Request → Repeat the listing word for word. No pictures belong in the copy.

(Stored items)
┌──

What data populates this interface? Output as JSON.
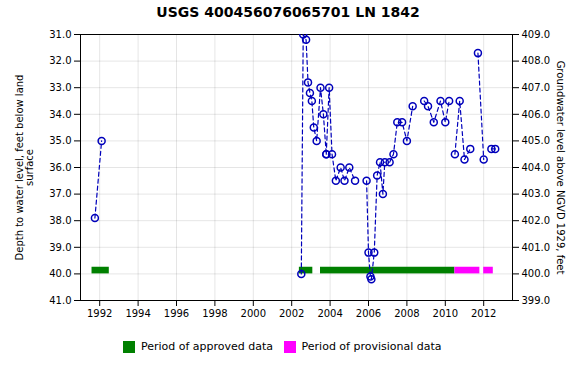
{
  "chart_data": {
    "type": "line",
    "title": "USGS 400456076065701 LN  1842",
    "ylabel": "Depth to water level, feet below land\nsurface",
    "y2label": "Groundwater level above NGVD 1929, feet",
    "xlim": [
      1991.0,
      2013.5
    ],
    "xticks": [
      1992,
      1994,
      1996,
      1998,
      2000,
      2002,
      2004,
      2006,
      2008,
      2010,
      2012
    ],
    "ylim": [
      41.0,
      31.0
    ],
    "yticks": [
      {
        "value": 31.0,
        "label": "31.0"
      },
      {
        "value": 32.0,
        "label": "32.0"
      },
      {
        "value": 33.0,
        "label": "33.0"
      },
      {
        "value": 34.0,
        "label": "34.0"
      },
      {
        "value": 35.0,
        "label": "35.0"
      },
      {
        "value": 36.0,
        "label": "36.0"
      },
      {
        "value": 37.0,
        "label": "37.0"
      },
      {
        "value": 38.0,
        "label": "38.0"
      },
      {
        "value": 39.0,
        "label": "39.0"
      },
      {
        "value": 40.0,
        "label": "40.0"
      },
      {
        "value": 41.0,
        "label": "41.0"
      }
    ],
    "y2lim": [
      399.0,
      409.0
    ],
    "y2ticks": [
      {
        "value": 409.0,
        "label": "409.0"
      },
      {
        "value": 408.0,
        "label": "408.0"
      },
      {
        "value": 407.0,
        "label": "407.0"
      },
      {
        "value": 406.0,
        "label": "406.0"
      },
      {
        "value": 405.0,
        "label": "405.0"
      },
      {
        "value": 404.0,
        "label": "404.0"
      },
      {
        "value": 403.0,
        "label": "403.0"
      },
      {
        "value": 402.0,
        "label": "402.0"
      },
      {
        "value": 401.0,
        "label": "401.0"
      },
      {
        "value": 400.0,
        "label": "400.0"
      },
      {
        "value": 399.0,
        "label": "399.0"
      }
    ],
    "grid": true,
    "legend": "bottom",
    "series": [
      {
        "color": "#0000bb",
        "marker": "circle",
        "line_style": "dashed",
        "x": [
          1991.75,
          1992.1,
          null,
          2002.5,
          2002.6,
          2002.75,
          2002.85,
          2002.95,
          2003.05,
          2003.15,
          2003.3,
          2003.5,
          2003.65,
          2003.8,
          null,
          2003.8,
          2003.95,
          2004.1,
          2004.3,
          2004.55,
          2004.75,
          2005.0,
          2005.3,
          null,
          2005.9,
          2006.0,
          2006.1,
          2006.15,
          2006.3,
          2006.45,
          2006.6,
          2006.75,
          2006.85,
          null,
          2007.1,
          2007.3,
          2007.5,
          2007.75,
          2008.0,
          2008.3,
          null,
          2008.9,
          2009.1,
          2009.4,
          2009.75,
          2010.0,
          2010.2,
          null,
          2010.5,
          2010.75,
          2011.0,
          2011.3,
          null,
          2011.7,
          2012.0,
          null,
          2012.4,
          2012.6
        ],
        "values": [
          37.9,
          35.0,
          null,
          40.0,
          31.0,
          31.2,
          32.8,
          33.2,
          33.5,
          34.5,
          35.0,
          33.0,
          34.0,
          35.5,
          null,
          35.5,
          33.0,
          35.5,
          36.5,
          36.0,
          36.5,
          36.0,
          36.5,
          null,
          36.5,
          39.2,
          40.1,
          40.2,
          39.2,
          36.3,
          35.8,
          37.0,
          35.8,
          null,
          35.8,
          35.5,
          34.3,
          34.3,
          35.0,
          33.7,
          null,
          33.5,
          33.7,
          34.3,
          33.5,
          34.3,
          33.5,
          null,
          35.5,
          33.5,
          35.7,
          35.3,
          null,
          31.7,
          35.7,
          null,
          35.3,
          35.3
        ]
      }
    ],
    "periods": [
      {
        "name": "Period of approved data",
        "color": "#008000",
        "ranges": [
          [
            1991.6,
            1992.5
          ],
          [
            2002.4,
            2003.1
          ],
          [
            2003.5,
            2010.5
          ]
        ]
      },
      {
        "name": "Period of provisional data",
        "color": "#ff00ff",
        "ranges": [
          [
            2010.5,
            2011.8
          ],
          [
            2012.0,
            2012.5
          ]
        ]
      }
    ],
    "period_bar_bottom": 40.0,
    "period_bar_top": 39.75
  }
}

└──

Answer in full →
What data populates this interface? Output as JSON.
{
  "chart_data": {
    "type": "line",
    "title": "USGS 400456076065701 LN  1842",
    "ylabel": "Depth to water level, feet below land\nsurface",
    "y2label": "Groundwater level above NGVD 1929, feet",
    "xlim": [
      1991.0,
      2013.5
    ],
    "xticks": [
      1992,
      1994,
      1996,
      1998,
      2000,
      2002,
      2004,
      2006,
      2008,
      2010,
      2012
    ],
    "ylim": [
      41.0,
      31.0
    ],
    "yticks": [
      {
        "value": 31.0,
        "label": "31.0"
      },
      {
        "value": 32.0,
        "label": "32.0"
      },
      {
        "value": 33.0,
        "label": "33.0"
      },
      {
        "value": 34.0,
        "label": "34.0"
      },
      {
        "value": 35.0,
        "label": "35.0"
      },
      {
        "value": 36.0,
        "label": "36.0"
      },
      {
        "value": 37.0,
        "label": "37.0"
      },
      {
        "value": 38.0,
        "label": "38.0"
      },
      {
        "value": 39.0,
        "label": "39.0"
      },
      {
        "value": 40.0,
        "label": "40.0"
      },
      {
        "value": 41.0,
        "label": "41.0"
      }
    ],
    "y2lim": [
      399.0,
      409.0
    ],
    "y2ticks": [
      {
        "value": 409.0,
        "label": "409.0"
      },
      {
        "value": 408.0,
        "label": "408.0"
      },
      {
        "value": 407.0,
        "label": "407.0"
      },
      {
        "value": 406.0,
        "label": "406.0"
      },
      {
        "value": 405.0,
        "label": "405.0"
      },
      {
        "value": 404.0,
        "label": "404.0"
      },
      {
        "value": 403.0,
        "label": "403.0"
      },
      {
        "value": 402.0,
        "label": "402.0"
      },
      {
        "value": 401.0,
        "label": "401.0"
      },
      {
        "value": 400.0,
        "label": "400.0"
      },
      {
        "value": 399.0,
        "label": "399.0"
      }
    ],
    "grid": true,
    "legend": "bottom",
    "series": [
      {
        "color": "#0000bb",
        "marker": "circle",
        "line_style": "dashed",
        "x": [
          1991.75,
          1992.1,
          null,
          2002.5,
          2002.6,
          2002.75,
          2002.85,
          2002.95,
          2003.05,
          2003.15,
          2003.3,
          2003.5,
          2003.65,
          2003.8,
          null,
          2003.8,
          2003.95,
          2004.1,
          2004.3,
          2004.55,
          2004.75,
          2005.0,
          2005.3,
          null,
          2005.9,
          2006.0,
          2006.1,
          2006.15,
          2006.3,
          2006.45,
          2006.6,
          2006.75,
          2006.85,
          null,
          2007.1,
          2007.3,
          2007.5,
          2007.75,
          2008.0,
          2008.3,
          null,
          2008.9,
          2009.1,
          2009.4,
          2009.75,
          2010.0,
          2010.2,
          null,
          2010.5,
          2010.75,
          2011.0,
          2011.3,
          null,
          2011.7,
          2012.0,
          null,
          2012.4,
          2012.6
        ],
        "values": [
          37.9,
          35.0,
          null,
          40.0,
          31.0,
          31.2,
          32.8,
          33.2,
          33.5,
          34.5,
          35.0,
          33.0,
          34.0,
          35.5,
          null,
          35.5,
          33.0,
          35.5,
          36.5,
          36.0,
          36.5,
          36.0,
          36.5,
          null,
          36.5,
          39.2,
          40.1,
          40.2,
          39.2,
          36.3,
          35.8,
          37.0,
          35.8,
          null,
          35.8,
          35.5,
          34.3,
          34.3,
          35.0,
          33.7,
          null,
          33.5,
          33.7,
          34.3,
          33.5,
          34.3,
          33.5,
          null,
          35.5,
          33.5,
          35.7,
          35.3,
          null,
          31.7,
          35.7,
          null,
          35.3,
          35.3
        ]
      }
    ],
    "periods": [
      {
        "name": "Period of approved data",
        "color": "#008000",
        "ranges": [
          [
            1991.6,
            1992.5
          ],
          [
            2002.4,
            2003.1
          ],
          [
            2003.5,
            2010.5
          ]
        ]
      },
      {
        "name": "Period of provisional data",
        "color": "#ff00ff",
        "ranges": [
          [
            2010.5,
            2011.8
          ],
          [
            2012.0,
            2012.5
          ]
        ]
      }
    ],
    "period_bar_bottom": 40.0,
    "period_bar_top": 39.75
  }
}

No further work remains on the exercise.